# [Instructions for the task]
Copy out each line that includes the word "Public".

※ ※ ※

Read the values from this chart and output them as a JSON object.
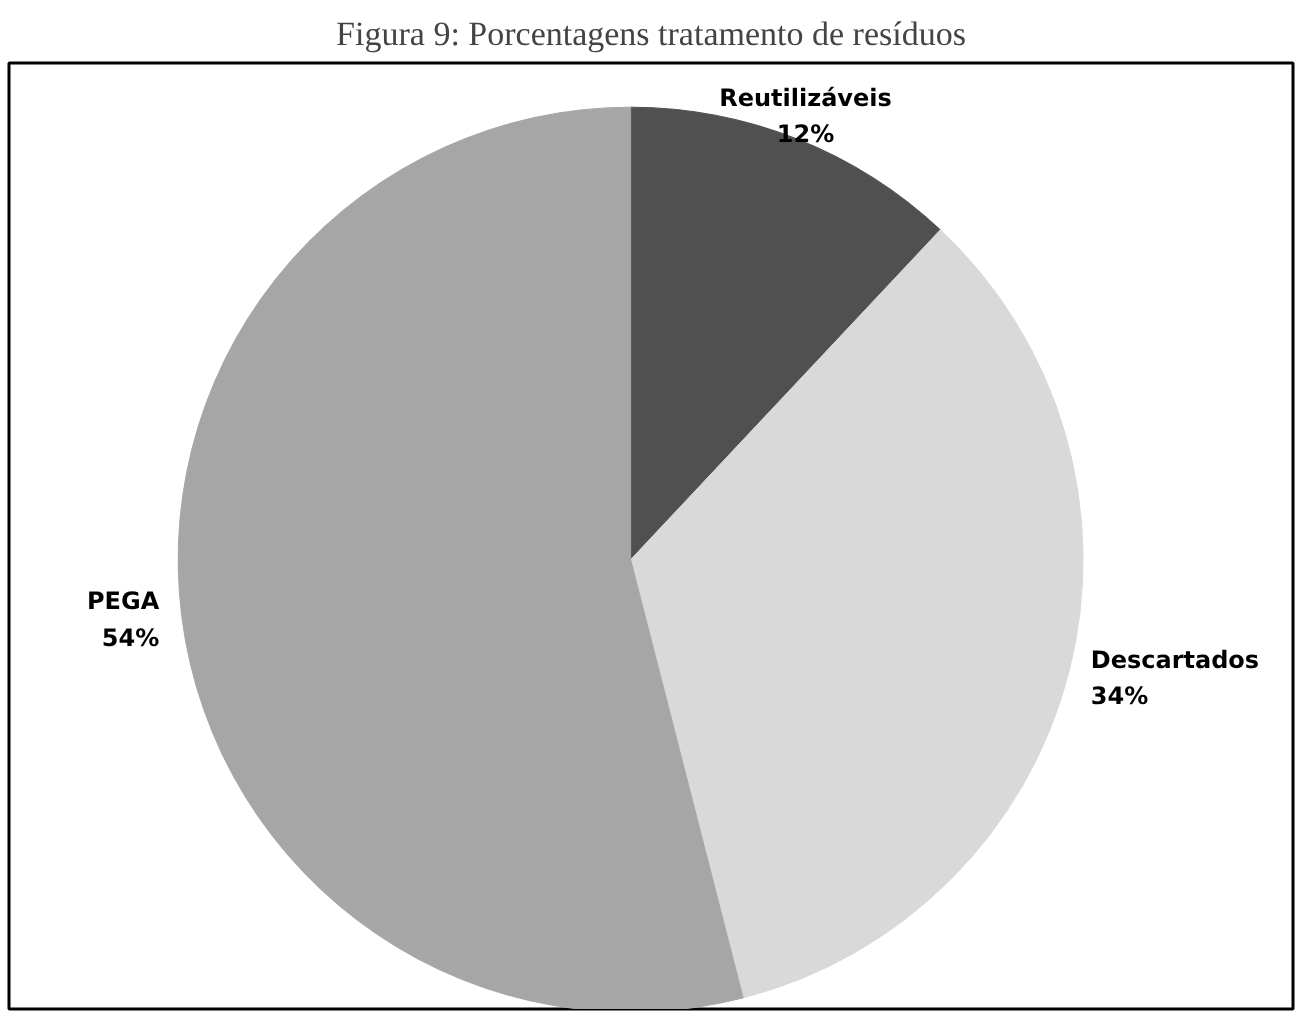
{
  "chart_data": {
    "type": "pie",
    "title": "Figura 9: Porcentagens tratamento de resíduos",
    "categories": [
      "Reutilizáveis",
      "Descartados",
      "PEGA"
    ],
    "values": [
      12,
      34,
      54
    ],
    "value_labels": [
      "12%",
      "34%",
      "54%"
    ],
    "colors": [
      "#505050",
      "#d9d9d9",
      "#a6a6a6"
    ],
    "legend": false
  }
}
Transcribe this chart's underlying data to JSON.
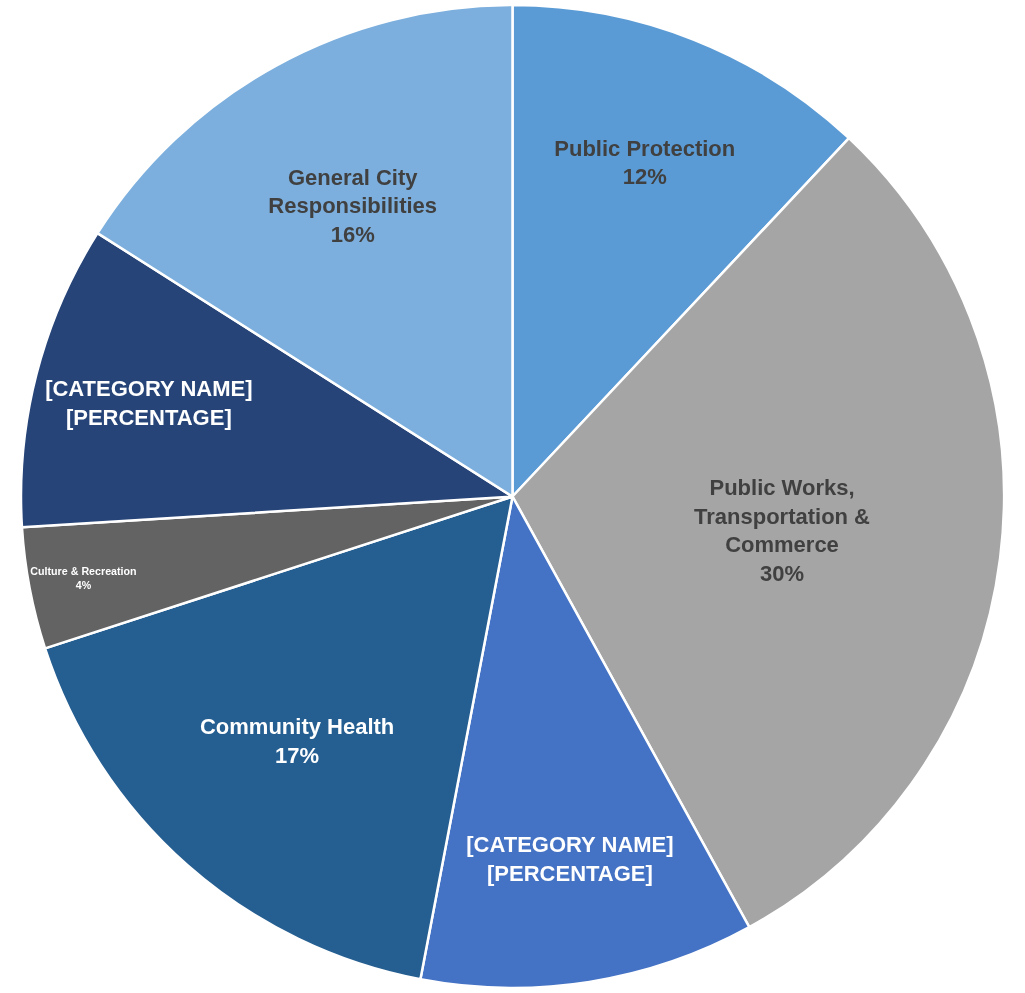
{
  "chart_data": {
    "type": "pie",
    "categories": [
      "Public Protection",
      "Public Works, Transportation & Commerce",
      "[CATEGORY NAME]",
      "Community Health",
      "Culture & Recreation",
      "[CATEGORY NAME]",
      "General City Responsibilities"
    ],
    "values": [
      12,
      30,
      11,
      17,
      4,
      10,
      16
    ],
    "value_labels": [
      "12%",
      "30%",
      "[PERCENTAGE]",
      "17%",
      "4%",
      "[PERCENTAGE]",
      "16%"
    ],
    "colors": [
      "#5b9bd5",
      "#a5a5a5",
      "#4472c4",
      "#255e91",
      "#636363",
      "#264478",
      "#7cafdd"
    ]
  }
}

※ ※ ※

# [Response]
      "Public Protection",
      "Public Works, Transportation & Commerce",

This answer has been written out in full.